Exact reproduction of the data is required, with images excluded.

# [Excerpted records]
__________

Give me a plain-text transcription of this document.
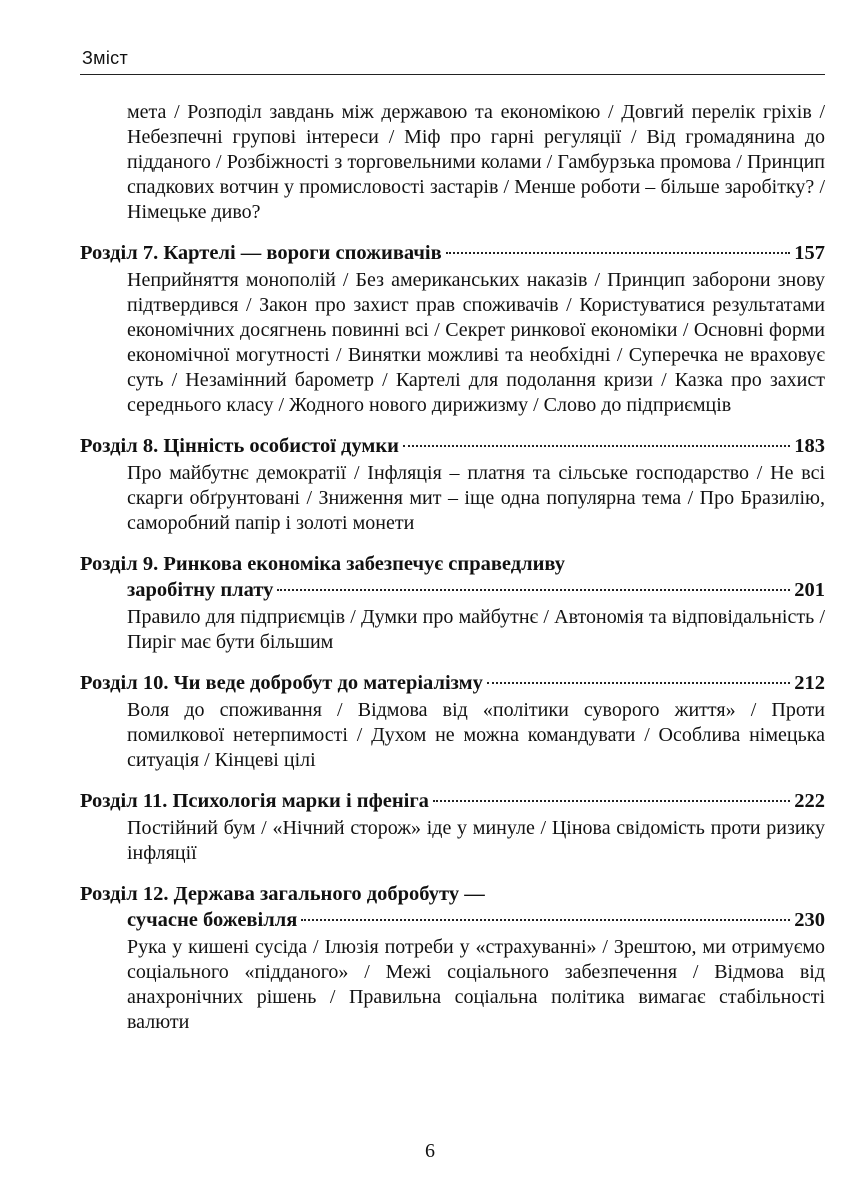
Зміст
мета / Розподіл завдань між державою та економікою / Довгий перелік гріхів / Небезпечні групові інтереси / Міф про гарні регуляції / Від громадянина до підданого / Розбіжності з торговельними колами / Гамбурзька промова / Принцип спадкових вотчин у промисловості застарів / Менше роботи – більше заробітку? / Німецьке диво?
Розділ 7. Картелі — вороги споживачів	157
Неприйняття монополій / Без американських наказів / Принцип заборони знову підтвердився / Закон про захист прав споживачів / Користуватися результатами економічних досягнень повинні всі / Секрет ринкової економіки / Основні форми економічної могутності / Винятки можливі та необхідні / Суперечка не враховує суть / Незамінний барометр / Картелі для подолання кризи / Казка про захист середнього класу / Жодного нового дирижизму / Слово до підприємців
Розділ 8. Цінність особистої думки	183
Про майбутнє демократії / Інфляція – платня та сільське господарство / Не всі скарги обґрунтовані / Зниження мит – іще одна популярна тема / Про Бразилію, саморобний папір і золоті монети
Розділ 9. Ринкова економіка забезпечує справедливу
заробітну плату	201
Правило для підприємців / Думки про майбутнє / Автономія та відповідальність / Пиріг має бути більшим
Розділ 10. Чи веде добробут до матеріалізму	212
Воля до споживання / Відмова від «політики суворого життя» / Проти помилкової нетерпимості / Духом не можна командувати / Особлива німецька ситуація / Кінцеві цілі
Розділ 11. Психологія марки і пфеніга	222
Постійний бум / «Нічний сторож» іде у минуле / Цінова свідомість проти ризику інфляції
Розділ 12. Держава загального добробуту —
сучасне божевілля	230
Рука у кишені сусіда / Ілюзія потреби у «страхуванні» / Зрештою, ми отримуємо соціального «підданого» / Межі соціального забезпечення / Відмова від анахронічних рішень / Правильна соціальна політика вимагає стабільності валюти
6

__________

# [Finished exercise]
Give me a plain-text transcription of this document.
Зміст
мета / Розподіл завдань між державою та економікою / Довгий перелік гріхів / Небезпечні групові інтереси / Міф про гарні регуляції / Від громадянина до підданого / Розбіжності з торговельними колами / Гамбурзька промова / Принцип спадкових вотчин у промисловості застарів / Менше роботи – більше заробітку? / Німецьке диво?
Розділ 7. Картелі — вороги споживачів	157
Неприйняття монополій / Без американських наказів / Принцип заборони знову підтвердився / Закон про захист прав споживачів / Користуватися результатами економічних досягнень повинні всі / Секрет ринкової економіки / Основні форми економічної могутності / Винятки можливі та необхідні / Суперечка не враховує суть / Незамінний барометр / Картелі для подолання кризи / Казка про захист середнього класу / Жодного нового дирижизму / Слово до підприємців
Розділ 8. Цінність особистої думки	183
Про майбутнє демократії / Інфляція – платня та сільське господарство / Не всі скарги обґрунтовані / Зниження мит – іще одна популярна тема / Про Бразилію, саморобний папір і золоті монети
Розділ 9. Ринкова економіка забезпечує справедливу
заробітну плату	201
Правило для підприємців / Думки про майбутнє / Автономія та відповідальність / Пиріг має бути більшим
Розділ 10. Чи веде добробут до матеріалізму	212
Воля до споживання / Відмова від «політики суворого життя» / Проти помилкової нетерпимості / Духом не можна командувати / Особлива німецька ситуація / Кінцеві цілі
Розділ 11. Психологія марки і пфеніга	222
Постійний бум / «Нічний сторож» іде у минуле / Цінова свідомість проти ризику інфляції
Розділ 12. Держава загального добробуту —
сучасне божевілля	230
Рука у кишені сусіда / Ілюзія потреби у «страхуванні» / Зрештою, ми отримуємо соціального «підданого» / Межі соціального забезпечення / Відмова від анахронічних рішень / Правильна соціальна політика вимагає стабільності валюти
6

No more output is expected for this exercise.